Task:
Find the lines of data that contain the string "настоящего", then list them.
─── Supplied data
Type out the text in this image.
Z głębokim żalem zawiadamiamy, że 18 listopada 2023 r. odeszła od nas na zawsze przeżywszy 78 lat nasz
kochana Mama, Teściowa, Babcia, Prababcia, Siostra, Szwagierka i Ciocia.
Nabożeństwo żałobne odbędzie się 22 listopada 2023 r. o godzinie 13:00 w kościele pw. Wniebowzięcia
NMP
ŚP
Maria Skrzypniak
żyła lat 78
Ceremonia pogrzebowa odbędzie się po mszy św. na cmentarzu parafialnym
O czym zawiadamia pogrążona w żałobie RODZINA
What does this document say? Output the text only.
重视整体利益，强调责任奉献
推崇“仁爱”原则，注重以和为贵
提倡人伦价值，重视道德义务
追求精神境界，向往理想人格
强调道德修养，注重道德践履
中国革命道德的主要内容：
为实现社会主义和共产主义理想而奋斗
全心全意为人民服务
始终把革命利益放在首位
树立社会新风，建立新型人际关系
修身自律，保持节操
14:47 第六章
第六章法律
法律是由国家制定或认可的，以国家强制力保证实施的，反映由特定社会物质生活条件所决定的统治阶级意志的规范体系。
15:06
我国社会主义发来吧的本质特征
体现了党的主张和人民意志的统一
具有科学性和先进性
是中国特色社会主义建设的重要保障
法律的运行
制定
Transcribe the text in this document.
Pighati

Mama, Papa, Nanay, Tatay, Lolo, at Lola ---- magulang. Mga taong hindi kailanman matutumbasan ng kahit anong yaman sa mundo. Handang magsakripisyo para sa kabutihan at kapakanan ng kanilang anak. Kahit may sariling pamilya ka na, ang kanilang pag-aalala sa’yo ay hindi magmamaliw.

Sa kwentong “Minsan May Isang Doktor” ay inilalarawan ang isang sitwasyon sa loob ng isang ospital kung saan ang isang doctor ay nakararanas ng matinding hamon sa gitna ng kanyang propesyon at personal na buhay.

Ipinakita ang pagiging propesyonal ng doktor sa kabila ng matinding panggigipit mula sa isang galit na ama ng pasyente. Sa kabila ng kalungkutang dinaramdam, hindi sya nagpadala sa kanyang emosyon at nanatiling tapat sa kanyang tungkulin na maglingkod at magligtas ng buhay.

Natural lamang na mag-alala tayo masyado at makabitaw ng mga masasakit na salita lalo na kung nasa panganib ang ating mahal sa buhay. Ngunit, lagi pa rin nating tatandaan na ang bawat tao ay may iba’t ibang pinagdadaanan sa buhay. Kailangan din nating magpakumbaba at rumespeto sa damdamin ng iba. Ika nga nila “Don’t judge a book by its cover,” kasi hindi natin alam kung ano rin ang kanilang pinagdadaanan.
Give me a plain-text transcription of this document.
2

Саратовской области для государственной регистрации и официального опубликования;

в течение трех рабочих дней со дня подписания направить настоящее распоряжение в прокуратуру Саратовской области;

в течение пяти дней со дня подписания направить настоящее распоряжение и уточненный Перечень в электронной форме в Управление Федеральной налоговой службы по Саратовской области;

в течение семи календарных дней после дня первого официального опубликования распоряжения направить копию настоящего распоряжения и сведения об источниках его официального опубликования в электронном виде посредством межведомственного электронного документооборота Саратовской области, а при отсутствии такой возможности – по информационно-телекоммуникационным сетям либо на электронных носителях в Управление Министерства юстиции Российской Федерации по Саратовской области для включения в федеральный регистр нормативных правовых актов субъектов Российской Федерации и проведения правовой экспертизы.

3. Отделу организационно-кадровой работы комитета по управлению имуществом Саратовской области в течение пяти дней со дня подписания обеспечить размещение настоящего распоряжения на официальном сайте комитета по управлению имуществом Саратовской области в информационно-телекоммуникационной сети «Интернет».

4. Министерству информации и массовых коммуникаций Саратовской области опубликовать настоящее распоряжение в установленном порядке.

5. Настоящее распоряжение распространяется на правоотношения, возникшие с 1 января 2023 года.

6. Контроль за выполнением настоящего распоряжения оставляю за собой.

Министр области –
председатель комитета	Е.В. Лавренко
──────
Full answer:
в течение семи календарных дней после дня первого официального опубликования распоряжения направить копию настоящего распоряжения и сведения об источниках его официального опубликования в электронном виде посредством межведомственного электронного документооборота Саратовской области, а при отсутствии такой возможности – по информационно-телекоммуникационным сетям либо на электронных носителях в Управление Министерства юстиции Российской Федерации по Саратовской области для включения в федеральный регистр нормативных правовых актов субъектов Российской Федерации и проведения правовой экспертизы.
3. Отделу организационно-кадровой работы комитета по управлению имуществом Саратовской области в течение пяти дней со дня подписания обеспечить размещение настоящего распоряжения на официальном сайте комитета по управлению имуществом Саратовской области в информационно-телекоммуникационной сети «Интернет».
6. Контроль за выполнением настоящего распоряжения оставляю за собой.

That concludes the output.